┏━━

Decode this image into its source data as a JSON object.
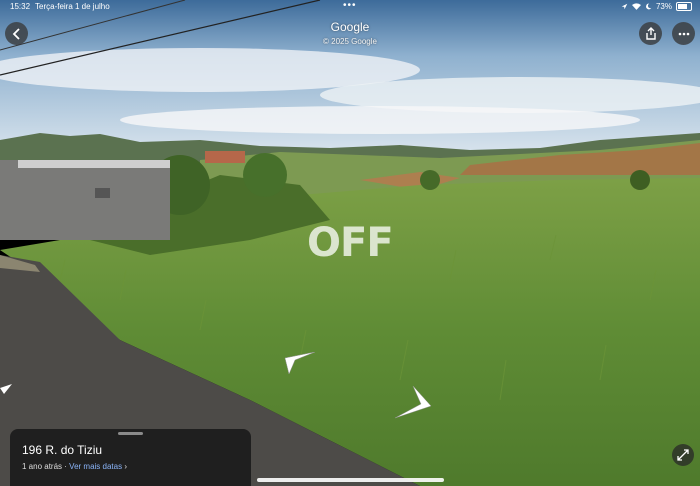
{
  "status_bar": {
    "time": "15:32",
    "date": "Terça-feira 1 de julho",
    "battery": "73%",
    "battery_level": 0.73
  },
  "header": {
    "title": "Google",
    "copyright": "© 2025 Google"
  },
  "watermark": "OFF",
  "info_card": {
    "address": "196 R. do Tiziu",
    "age": "1 ano atrás",
    "separator": "·",
    "link": "Ver mais datas",
    "chevron": "›"
  },
  "icons": {
    "back": "back-icon",
    "share": "share-icon",
    "more": "more-icon",
    "expand": "expand-icon",
    "nav_arrow": "navigation-arrow-icon"
  },
  "colors": {
    "card_bg": "#1f1f1f",
    "link": "#8ab4f8"
  }
}
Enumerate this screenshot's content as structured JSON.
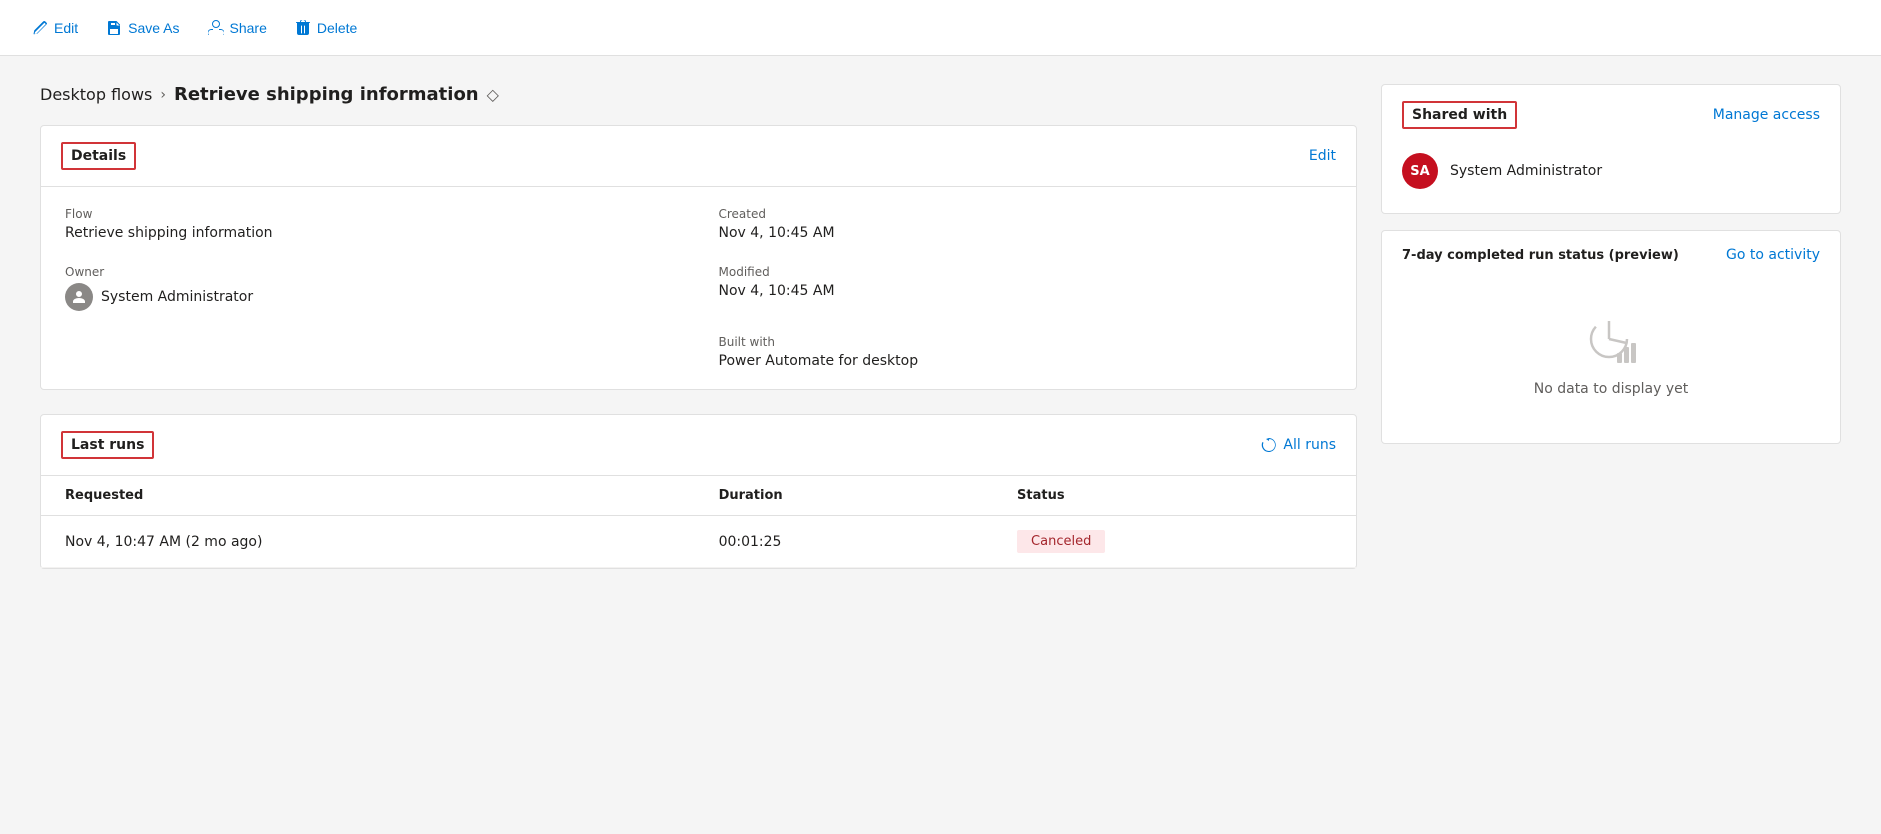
{
  "toolbar": {
    "edit_label": "Edit",
    "save_as_label": "Save As",
    "share_label": "Share",
    "delete_label": "Delete"
  },
  "breadcrumb": {
    "parent_label": "Desktop flows",
    "separator": ">",
    "current_label": "Retrieve shipping information"
  },
  "details_card": {
    "title": "Details",
    "edit_link": "Edit",
    "flow_label": "Flow",
    "flow_value": "Retrieve shipping information",
    "owner_label": "Owner",
    "owner_value": "System Administrator",
    "created_label": "Created",
    "created_value": "Nov 4, 10:45 AM",
    "modified_label": "Modified",
    "modified_value": "Nov 4, 10:45 AM",
    "built_with_label": "Built with",
    "built_with_value": "Power Automate for desktop"
  },
  "last_runs_card": {
    "title": "Last runs",
    "all_runs_label": "All runs",
    "columns": {
      "requested": "Requested",
      "duration": "Duration",
      "status": "Status"
    },
    "rows": [
      {
        "requested": "Nov 4, 10:47 AM (2 mo ago)",
        "duration": "00:01:25",
        "status": "Canceled"
      }
    ]
  },
  "shared_with_card": {
    "title": "Shared with",
    "manage_access_label": "Manage access",
    "users": [
      {
        "initials": "SA",
        "name": "System Administrator"
      }
    ]
  },
  "run_status_card": {
    "title": "7-day completed run status (preview)",
    "go_to_activity_label": "Go to activity",
    "no_data_label": "No data to display yet"
  },
  "icons": {
    "edit": "✏️",
    "save_as": "💾",
    "share": "☁️",
    "delete": "🗑️",
    "diamond": "◇",
    "refresh": "↻"
  }
}
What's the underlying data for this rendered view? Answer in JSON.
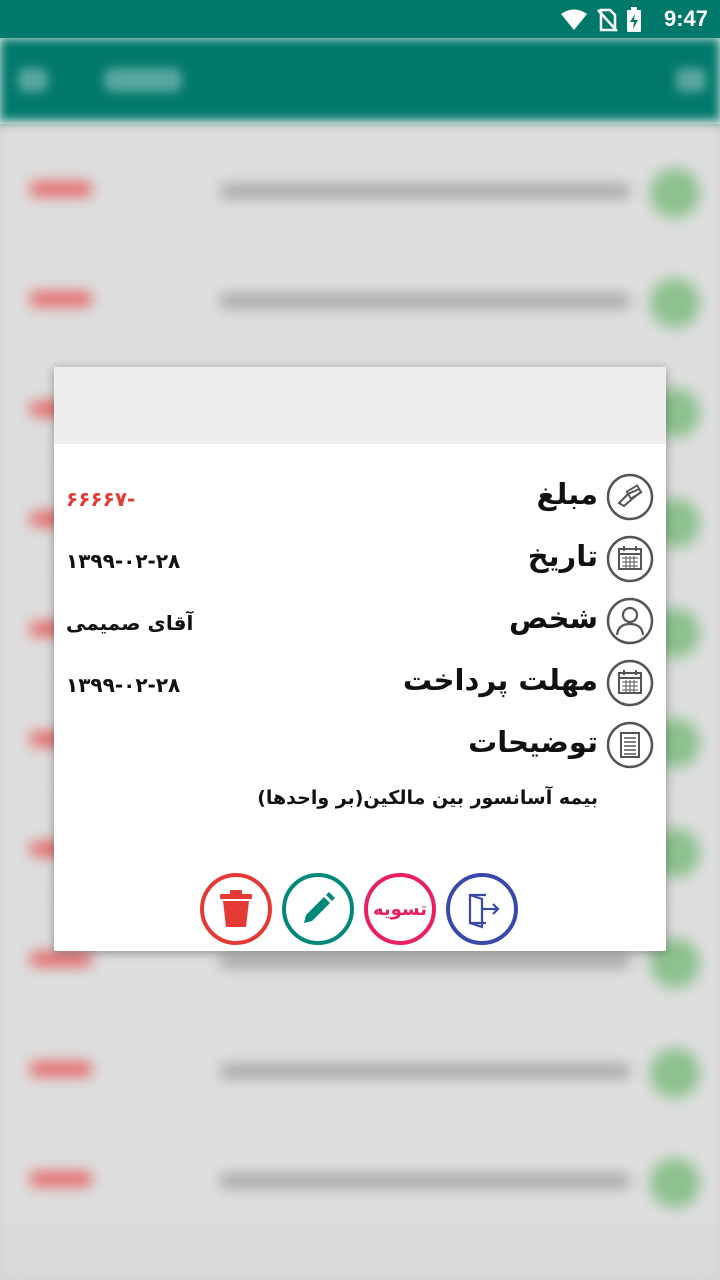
{
  "status_bar": {
    "time": "9:47",
    "icons": [
      "wifi-icon",
      "no-sim-icon",
      "battery-charging-icon"
    ]
  },
  "dialog": {
    "fields": [
      {
        "icon": "money-hand-icon",
        "label": "مبلغ",
        "value": "-۶۶۶۶۷",
        "value_color": "#e53935"
      },
      {
        "icon": "calendar-icon",
        "label": "تاریخ",
        "value": "۱۳۹۹-۰۲-۲۸"
      },
      {
        "icon": "person-icon",
        "label": "شخص",
        "value": "آقای صمیمی"
      },
      {
        "icon": "calendar-icon",
        "label": "مهلت پرداخت",
        "value": "۱۳۹۹-۰۲-۲۸"
      },
      {
        "icon": "notes-icon",
        "label": "توضیحات",
        "value": ""
      }
    ],
    "description": "بیمه آسانسور بین مالکین(بر واحدها)",
    "actions": {
      "delete_icon": "trash-icon",
      "edit_icon": "pencil-icon",
      "settle_label": "تسویه",
      "exit_icon": "exit-icon"
    }
  },
  "colors": {
    "primary": "#00796b",
    "negative": "#e53935",
    "settle": "#e91e63",
    "exit": "#3949ab",
    "edit": "#00897b"
  }
}
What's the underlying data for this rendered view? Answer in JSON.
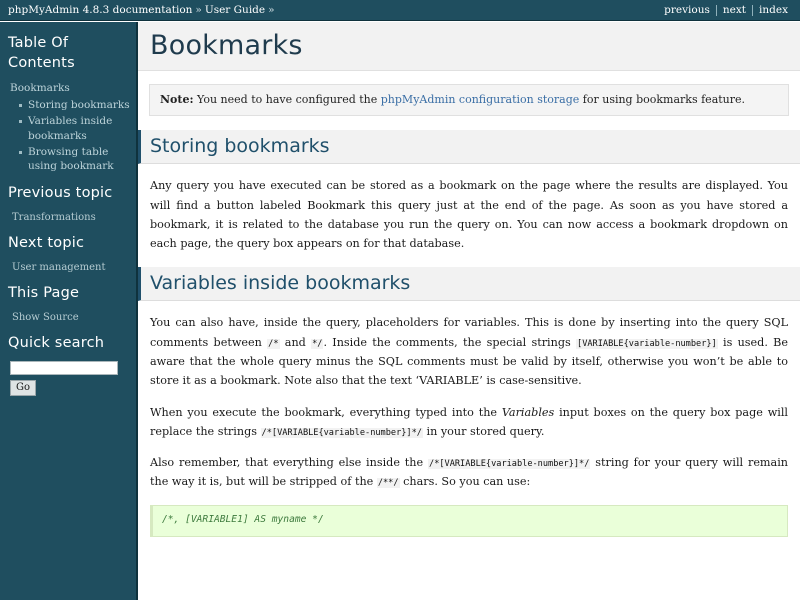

┗━━

_Given task:_ Each line of the data should be quoted exactly, with pictures left out.

_Written solution:_
Decode this image into its source data as a JSON object.
{
  "status_bar": {
    "time": "15:32",
    "date": "Terça-feira 1 de julho",
    "battery": "73%",
    "battery_level": 0.73
  },
  "header": {
    "title": "Google",
    "copyright": "© 2025 Google"
  },
  "watermark": "OFF",
  "info_card": {
    "address": "196 R. do Tiziu",
    "age": "1 ano atrás",
    "separator": "·",
    "link": "Ver mais datas",
    "chevron": "›"
  },
  "icons": {
    "back": "back-icon",
    "share": "share-icon",
    "more": "more-icon",
    "expand": "expand-icon",
    "nav_arrow": "navigation-arrow-icon"
  },
  "colors": {
    "card_bg": "#1f1f1f",
    "link": "#8ab4f8"
  }
}
Enumerate this screenshot's content as structured JSON.
{
  "toolbar": {
    "edit_label": "Edit",
    "save_as_label": "Save As",
    "share_label": "Share",
    "delete_label": "Delete"
  },
  "breadcrumb": {
    "parent_label": "Desktop flows",
    "separator": ">",
    "current_label": "Retrieve shipping information"
  },
  "details_card": {
    "title": "Details",
    "edit_link": "Edit",
    "flow_label": "Flow",
    "flow_value": "Retrieve shipping information",
    "owner_label": "Owner",
    "owner_value": "System Administrator",
    "created_label": "Created",
    "created_value": "Nov 4, 10:45 AM",
    "modified_label": "Modified",
    "modified_value": "Nov 4, 10:45 AM",
    "built_with_label": "Built with",
    "built_with_value": "Power Automate for desktop"
  },
  "last_runs_card": {
    "title": "Last runs",
    "all_runs_label": "All runs",
    "columns": {
      "requested": "Requested",
      "duration": "Duration",
      "status": "Status"
    },
    "rows": [
      {
        "requested": "Nov 4, 10:47 AM (2 mo ago)",
        "duration": "00:01:25",
        "status": "Canceled"
      }
    ]
  },
  "shared_with_card": {
    "title": "Shared with",
    "manage_access_label": "Manage access",
    "users": [
      {
        "initials": "SA",
        "name": "System Administrator"
      }
    ]
  },
  "run_status_card": {
    "title": "7-day completed run status (preview)",
    "go_to_activity_label": "Go to activity",
    "no_data_label": "No data to display yet"
  },
  "icons": {
    "edit": "✏️",
    "save_as": "💾",
    "share": "☁️",
    "delete": "🗑️",
    "diamond": "◇",
    "refresh": "↻"
  }
}
What's the underlying data for this rendered view? Answer in JSON.
{
  "status_bar": {
    "time": "9:47",
    "icons": [
      "wifi-icon",
      "no-sim-icon",
      "battery-charging-icon"
    ]
  },
  "dialog": {
    "fields": [
      {
        "icon": "money-hand-icon",
        "label": "مبلغ",
        "value": "-۶۶۶۶۷",
        "value_color": "#e53935"
      },
      {
        "icon": "calendar-icon",
        "label": "تاریخ",
        "value": "۱۳۹۹-۰۲-۲۸"
      },
      {
        "icon": "person-icon",
        "label": "شخص",
        "value": "آقای صمیمی"
      },
      {
        "icon": "calendar-icon",
        "label": "مهلت پرداخت",
        "value": "۱۳۹۹-۰۲-۲۸"
      },
      {
        "icon": "notes-icon",
        "label": "توضیحات",
        "value": ""
      }
    ],
    "description": "بیمه آسانسور بین مالکین(بر واحدها)",
    "actions": {
      "delete_icon": "trash-icon",
      "edit_icon": "pencil-icon",
      "settle_label": "تسویه",
      "exit_icon": "exit-icon"
    }
  },
  "colors": {
    "primary": "#00796b",
    "negative": "#e53935",
    "settle": "#e91e63",
    "exit": "#3949ab",
    "edit": "#00897b"
  }
}
What's the underlying data for this rendered view? Answer in JSON.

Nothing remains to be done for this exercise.